[Task description]
Collect all lines below with the string "Moderate".

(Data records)
════════════════════

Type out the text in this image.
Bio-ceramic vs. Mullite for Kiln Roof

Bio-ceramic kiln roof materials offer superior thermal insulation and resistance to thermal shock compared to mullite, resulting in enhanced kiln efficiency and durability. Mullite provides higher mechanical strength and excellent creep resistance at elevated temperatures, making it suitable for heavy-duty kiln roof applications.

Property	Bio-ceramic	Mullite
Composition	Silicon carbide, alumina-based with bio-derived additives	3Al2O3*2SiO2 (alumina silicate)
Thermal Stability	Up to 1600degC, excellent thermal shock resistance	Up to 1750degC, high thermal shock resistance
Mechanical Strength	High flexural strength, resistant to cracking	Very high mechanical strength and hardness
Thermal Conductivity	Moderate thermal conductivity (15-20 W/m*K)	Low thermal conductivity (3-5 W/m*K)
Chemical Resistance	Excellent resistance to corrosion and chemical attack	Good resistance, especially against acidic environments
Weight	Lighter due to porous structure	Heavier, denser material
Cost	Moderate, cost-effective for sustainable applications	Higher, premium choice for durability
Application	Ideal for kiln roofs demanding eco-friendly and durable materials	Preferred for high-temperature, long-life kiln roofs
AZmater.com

════════════════════

[The output]
Thermal Conductivity	Moderate thermal conductivity (15-20 W/m*K)	Low thermal conductivity (3-5 W/m*K)
Cost	Moderate, cost-effective for sustainable applications	Higher, premium choice for durability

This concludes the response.